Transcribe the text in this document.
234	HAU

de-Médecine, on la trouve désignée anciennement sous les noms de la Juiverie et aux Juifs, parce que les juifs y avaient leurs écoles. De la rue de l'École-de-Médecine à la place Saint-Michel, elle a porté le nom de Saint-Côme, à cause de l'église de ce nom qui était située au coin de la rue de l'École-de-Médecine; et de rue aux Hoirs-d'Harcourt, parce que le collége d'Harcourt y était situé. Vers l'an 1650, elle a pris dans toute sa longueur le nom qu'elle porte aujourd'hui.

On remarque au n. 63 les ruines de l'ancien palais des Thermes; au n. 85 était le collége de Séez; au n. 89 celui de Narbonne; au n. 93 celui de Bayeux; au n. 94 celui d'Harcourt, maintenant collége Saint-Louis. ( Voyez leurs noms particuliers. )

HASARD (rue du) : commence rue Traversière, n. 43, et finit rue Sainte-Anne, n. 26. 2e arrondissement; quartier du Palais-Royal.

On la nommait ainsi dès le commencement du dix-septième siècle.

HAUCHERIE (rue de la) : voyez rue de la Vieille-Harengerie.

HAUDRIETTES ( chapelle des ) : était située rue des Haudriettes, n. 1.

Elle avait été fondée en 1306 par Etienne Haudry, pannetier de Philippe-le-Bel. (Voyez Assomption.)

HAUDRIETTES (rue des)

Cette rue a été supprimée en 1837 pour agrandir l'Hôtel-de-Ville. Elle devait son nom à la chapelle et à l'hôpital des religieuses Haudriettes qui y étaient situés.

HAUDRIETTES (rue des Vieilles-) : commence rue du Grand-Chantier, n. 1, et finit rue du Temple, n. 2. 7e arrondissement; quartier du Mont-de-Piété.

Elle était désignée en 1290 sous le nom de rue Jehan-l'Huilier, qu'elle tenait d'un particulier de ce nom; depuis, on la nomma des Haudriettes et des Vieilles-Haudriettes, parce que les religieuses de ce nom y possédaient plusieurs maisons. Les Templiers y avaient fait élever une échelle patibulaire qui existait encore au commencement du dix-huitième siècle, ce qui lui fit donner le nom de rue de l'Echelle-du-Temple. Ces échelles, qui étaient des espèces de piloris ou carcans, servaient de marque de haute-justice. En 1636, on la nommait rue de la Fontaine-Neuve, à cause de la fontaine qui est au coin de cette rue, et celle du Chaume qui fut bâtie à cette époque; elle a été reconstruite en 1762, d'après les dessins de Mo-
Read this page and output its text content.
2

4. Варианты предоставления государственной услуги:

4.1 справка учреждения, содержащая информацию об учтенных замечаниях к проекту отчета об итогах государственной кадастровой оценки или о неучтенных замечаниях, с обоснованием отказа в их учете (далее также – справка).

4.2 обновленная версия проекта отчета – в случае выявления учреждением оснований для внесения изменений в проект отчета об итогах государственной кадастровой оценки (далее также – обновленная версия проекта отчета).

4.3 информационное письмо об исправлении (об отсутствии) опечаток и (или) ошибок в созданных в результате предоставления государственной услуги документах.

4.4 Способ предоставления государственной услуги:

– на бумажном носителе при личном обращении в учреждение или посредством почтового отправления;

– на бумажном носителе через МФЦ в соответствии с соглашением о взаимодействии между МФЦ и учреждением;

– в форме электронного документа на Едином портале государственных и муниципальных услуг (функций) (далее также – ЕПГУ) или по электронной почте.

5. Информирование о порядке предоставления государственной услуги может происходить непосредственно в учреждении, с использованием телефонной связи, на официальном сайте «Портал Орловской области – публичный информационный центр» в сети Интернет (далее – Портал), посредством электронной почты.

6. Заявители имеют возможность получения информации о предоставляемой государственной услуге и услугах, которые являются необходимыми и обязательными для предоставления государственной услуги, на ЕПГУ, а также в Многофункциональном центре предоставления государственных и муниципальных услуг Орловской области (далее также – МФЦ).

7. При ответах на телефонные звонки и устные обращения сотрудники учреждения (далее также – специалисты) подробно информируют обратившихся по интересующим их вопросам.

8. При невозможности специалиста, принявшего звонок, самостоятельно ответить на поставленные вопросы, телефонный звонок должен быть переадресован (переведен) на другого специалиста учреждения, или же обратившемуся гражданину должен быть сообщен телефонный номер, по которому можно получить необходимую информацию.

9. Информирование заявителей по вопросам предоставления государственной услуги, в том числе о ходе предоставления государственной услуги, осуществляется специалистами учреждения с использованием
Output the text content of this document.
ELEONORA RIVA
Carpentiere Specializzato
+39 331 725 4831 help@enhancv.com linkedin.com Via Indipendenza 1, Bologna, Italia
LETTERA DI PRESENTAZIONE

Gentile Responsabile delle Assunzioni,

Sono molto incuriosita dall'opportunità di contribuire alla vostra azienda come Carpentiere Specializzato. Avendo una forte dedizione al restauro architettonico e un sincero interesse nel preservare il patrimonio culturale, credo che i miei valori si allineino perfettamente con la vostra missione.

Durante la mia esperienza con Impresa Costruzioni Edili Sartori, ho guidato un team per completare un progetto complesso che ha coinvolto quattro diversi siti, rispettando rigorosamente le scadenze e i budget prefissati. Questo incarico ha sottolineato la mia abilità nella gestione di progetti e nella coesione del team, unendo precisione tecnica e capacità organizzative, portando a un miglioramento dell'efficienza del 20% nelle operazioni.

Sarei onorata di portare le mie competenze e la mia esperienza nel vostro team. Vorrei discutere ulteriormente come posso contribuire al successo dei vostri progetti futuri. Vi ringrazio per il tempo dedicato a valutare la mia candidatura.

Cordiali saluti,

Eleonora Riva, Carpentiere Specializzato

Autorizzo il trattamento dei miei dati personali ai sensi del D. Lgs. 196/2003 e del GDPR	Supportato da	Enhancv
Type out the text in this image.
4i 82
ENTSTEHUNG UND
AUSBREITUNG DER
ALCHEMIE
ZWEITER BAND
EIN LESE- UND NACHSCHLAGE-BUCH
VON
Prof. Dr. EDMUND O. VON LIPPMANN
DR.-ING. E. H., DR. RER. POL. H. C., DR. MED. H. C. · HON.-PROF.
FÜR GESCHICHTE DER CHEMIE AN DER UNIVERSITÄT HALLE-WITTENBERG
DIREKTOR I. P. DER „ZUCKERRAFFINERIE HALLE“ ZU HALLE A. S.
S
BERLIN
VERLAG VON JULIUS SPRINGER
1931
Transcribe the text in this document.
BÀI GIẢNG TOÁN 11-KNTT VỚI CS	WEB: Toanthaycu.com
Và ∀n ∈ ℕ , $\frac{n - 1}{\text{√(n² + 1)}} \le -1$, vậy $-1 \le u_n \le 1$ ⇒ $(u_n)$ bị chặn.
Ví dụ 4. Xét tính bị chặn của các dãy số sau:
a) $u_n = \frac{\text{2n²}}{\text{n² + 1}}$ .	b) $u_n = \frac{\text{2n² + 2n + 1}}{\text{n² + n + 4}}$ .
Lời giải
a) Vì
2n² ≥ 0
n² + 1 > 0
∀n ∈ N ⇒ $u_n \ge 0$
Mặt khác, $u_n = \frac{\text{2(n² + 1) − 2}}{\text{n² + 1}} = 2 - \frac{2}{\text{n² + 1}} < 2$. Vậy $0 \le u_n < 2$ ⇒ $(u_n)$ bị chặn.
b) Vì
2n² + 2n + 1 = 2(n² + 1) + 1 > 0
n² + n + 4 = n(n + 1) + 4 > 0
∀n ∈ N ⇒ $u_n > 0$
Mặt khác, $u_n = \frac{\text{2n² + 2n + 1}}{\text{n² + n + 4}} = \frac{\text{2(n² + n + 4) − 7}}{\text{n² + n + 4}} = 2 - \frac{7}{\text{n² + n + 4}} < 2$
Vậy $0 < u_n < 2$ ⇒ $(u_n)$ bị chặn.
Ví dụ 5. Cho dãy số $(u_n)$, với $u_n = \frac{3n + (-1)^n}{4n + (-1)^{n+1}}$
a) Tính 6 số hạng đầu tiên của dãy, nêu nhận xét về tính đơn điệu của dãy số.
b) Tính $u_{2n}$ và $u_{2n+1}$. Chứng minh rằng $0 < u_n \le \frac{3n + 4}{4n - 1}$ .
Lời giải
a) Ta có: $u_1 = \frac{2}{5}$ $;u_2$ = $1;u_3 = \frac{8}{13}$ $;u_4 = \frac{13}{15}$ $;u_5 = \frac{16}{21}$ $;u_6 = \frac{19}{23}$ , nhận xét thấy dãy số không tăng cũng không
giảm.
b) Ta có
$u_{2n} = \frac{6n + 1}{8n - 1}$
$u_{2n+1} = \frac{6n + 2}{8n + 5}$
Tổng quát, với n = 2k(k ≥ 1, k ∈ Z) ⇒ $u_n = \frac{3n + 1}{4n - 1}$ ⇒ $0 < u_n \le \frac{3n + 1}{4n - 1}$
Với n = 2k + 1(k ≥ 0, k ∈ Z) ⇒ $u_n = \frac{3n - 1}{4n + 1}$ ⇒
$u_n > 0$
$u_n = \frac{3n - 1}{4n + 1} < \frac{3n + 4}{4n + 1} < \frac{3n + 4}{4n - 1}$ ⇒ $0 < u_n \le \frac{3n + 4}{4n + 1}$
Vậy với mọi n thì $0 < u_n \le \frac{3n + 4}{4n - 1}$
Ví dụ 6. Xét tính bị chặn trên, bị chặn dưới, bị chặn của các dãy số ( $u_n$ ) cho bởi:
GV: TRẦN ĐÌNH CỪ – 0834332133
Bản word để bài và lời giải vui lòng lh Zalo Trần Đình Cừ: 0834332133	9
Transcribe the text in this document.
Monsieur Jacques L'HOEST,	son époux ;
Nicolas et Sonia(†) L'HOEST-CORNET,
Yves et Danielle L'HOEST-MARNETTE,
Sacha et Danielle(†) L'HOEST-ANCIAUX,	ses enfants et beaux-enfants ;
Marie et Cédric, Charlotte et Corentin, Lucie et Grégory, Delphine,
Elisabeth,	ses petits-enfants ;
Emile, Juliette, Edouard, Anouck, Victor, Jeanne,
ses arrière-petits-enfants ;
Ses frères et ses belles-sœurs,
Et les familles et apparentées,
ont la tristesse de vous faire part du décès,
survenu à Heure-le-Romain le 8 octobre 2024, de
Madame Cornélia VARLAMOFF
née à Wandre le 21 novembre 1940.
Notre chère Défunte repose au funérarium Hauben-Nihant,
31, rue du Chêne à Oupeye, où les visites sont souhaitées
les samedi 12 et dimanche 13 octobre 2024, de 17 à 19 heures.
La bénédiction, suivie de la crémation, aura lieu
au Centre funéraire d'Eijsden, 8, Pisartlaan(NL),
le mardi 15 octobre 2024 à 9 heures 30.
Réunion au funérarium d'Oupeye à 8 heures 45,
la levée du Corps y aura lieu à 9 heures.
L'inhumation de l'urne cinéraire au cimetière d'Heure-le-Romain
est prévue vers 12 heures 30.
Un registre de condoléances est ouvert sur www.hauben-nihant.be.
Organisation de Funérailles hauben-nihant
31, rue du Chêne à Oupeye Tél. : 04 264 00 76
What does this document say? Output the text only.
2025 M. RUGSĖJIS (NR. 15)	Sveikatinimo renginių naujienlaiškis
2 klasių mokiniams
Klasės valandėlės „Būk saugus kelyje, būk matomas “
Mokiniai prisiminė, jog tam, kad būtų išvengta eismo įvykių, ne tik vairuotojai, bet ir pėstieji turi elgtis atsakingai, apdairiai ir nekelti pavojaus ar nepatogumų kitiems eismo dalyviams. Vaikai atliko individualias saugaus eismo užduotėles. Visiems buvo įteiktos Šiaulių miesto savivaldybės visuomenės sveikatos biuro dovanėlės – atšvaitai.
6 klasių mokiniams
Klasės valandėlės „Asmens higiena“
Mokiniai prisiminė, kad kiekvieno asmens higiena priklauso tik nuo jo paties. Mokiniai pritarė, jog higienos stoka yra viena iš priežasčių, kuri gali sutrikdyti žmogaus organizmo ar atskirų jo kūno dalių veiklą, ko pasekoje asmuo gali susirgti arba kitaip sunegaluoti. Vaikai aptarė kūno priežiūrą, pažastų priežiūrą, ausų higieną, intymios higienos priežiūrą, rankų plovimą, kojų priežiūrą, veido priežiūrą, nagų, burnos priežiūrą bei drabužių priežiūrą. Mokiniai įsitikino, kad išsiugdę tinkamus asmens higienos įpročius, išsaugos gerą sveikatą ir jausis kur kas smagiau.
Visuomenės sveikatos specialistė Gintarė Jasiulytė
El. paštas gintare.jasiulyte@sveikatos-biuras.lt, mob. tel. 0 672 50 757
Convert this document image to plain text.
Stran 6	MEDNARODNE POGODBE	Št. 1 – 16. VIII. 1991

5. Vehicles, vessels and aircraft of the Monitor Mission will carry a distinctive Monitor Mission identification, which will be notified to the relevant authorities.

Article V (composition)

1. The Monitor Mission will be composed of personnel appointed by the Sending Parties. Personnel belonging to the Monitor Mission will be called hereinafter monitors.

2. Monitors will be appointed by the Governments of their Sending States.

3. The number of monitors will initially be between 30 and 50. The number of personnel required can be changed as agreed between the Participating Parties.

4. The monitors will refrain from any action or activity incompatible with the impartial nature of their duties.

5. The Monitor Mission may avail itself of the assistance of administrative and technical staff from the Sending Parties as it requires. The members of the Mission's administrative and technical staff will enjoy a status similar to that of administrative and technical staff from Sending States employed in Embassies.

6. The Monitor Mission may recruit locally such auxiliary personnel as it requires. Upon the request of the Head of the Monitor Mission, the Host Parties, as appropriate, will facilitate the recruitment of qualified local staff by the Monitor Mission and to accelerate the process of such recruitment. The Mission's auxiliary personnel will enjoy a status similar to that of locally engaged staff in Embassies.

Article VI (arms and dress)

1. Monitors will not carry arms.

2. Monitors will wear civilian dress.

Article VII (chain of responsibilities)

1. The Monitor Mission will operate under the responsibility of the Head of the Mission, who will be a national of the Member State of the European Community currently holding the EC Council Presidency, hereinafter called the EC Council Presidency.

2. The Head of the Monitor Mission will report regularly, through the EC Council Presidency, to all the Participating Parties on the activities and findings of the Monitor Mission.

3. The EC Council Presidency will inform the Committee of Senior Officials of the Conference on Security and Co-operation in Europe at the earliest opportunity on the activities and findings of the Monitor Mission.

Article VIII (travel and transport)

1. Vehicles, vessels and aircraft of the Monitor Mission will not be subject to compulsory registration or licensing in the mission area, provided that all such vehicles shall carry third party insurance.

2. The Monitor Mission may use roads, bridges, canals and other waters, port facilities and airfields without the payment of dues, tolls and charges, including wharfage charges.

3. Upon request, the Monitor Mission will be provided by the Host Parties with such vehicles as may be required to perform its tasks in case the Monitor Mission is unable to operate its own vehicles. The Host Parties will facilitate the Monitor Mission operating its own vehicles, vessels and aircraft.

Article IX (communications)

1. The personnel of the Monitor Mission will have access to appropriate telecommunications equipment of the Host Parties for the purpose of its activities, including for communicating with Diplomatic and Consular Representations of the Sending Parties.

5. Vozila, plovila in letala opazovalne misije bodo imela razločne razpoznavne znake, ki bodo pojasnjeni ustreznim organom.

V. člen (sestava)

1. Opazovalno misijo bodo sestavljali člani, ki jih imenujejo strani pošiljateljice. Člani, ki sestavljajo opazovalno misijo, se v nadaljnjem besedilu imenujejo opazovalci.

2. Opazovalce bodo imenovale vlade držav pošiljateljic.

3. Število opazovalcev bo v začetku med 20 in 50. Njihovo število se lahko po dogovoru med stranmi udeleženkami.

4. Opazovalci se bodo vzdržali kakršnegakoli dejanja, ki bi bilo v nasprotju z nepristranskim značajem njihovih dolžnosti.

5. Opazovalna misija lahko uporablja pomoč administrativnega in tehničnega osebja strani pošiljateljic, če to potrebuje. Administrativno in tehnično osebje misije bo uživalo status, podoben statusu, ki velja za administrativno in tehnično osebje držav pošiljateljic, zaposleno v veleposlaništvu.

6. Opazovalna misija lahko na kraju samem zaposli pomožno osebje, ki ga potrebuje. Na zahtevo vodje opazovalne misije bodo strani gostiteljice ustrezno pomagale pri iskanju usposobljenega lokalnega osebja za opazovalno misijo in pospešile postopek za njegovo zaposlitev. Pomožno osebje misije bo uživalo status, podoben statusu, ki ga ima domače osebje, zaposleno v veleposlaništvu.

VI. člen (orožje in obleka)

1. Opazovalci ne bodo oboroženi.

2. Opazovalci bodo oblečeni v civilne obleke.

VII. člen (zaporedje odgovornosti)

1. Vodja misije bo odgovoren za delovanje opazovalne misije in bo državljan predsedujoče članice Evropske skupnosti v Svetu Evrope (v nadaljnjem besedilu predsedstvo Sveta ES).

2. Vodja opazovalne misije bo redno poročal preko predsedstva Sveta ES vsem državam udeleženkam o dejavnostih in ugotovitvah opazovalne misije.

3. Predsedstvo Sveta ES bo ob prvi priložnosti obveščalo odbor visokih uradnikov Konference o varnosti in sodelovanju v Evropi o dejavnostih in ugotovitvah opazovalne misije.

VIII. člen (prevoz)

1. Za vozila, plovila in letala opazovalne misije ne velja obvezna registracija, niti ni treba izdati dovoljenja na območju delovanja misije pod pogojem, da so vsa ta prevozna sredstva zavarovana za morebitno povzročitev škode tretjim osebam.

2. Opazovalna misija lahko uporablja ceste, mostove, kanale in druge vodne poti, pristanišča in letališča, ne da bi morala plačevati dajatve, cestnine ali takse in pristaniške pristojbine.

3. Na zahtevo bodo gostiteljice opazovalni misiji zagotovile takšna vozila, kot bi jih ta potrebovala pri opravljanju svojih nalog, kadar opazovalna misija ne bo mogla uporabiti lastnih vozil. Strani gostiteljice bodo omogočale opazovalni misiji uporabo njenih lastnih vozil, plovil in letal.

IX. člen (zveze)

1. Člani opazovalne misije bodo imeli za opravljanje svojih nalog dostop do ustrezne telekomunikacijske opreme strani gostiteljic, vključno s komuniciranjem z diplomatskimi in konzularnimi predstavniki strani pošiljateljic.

WORK REQUIRED: Look through the material and copy each line that has "области".

COMPLETE OUTPUT:
5. Информирование о порядке предоставления государственной услуги может происходить непосредственно в учреждении, с использованием телефонной связи, на официальном сайте «Портал Орловской области – публичный информационный центр» в сети Интернет (далее – Портал), посредством электронной почты.
6. Заявители имеют возможность получения информации о предоставляемой государственной услуге и услугах, которые являются необходимыми и обязательными для предоставления государственной услуги, на ЕПГУ, а также в Многофункциональном центре предоставления государственных и муниципальных услуг Орловской области (далее также – МФЦ).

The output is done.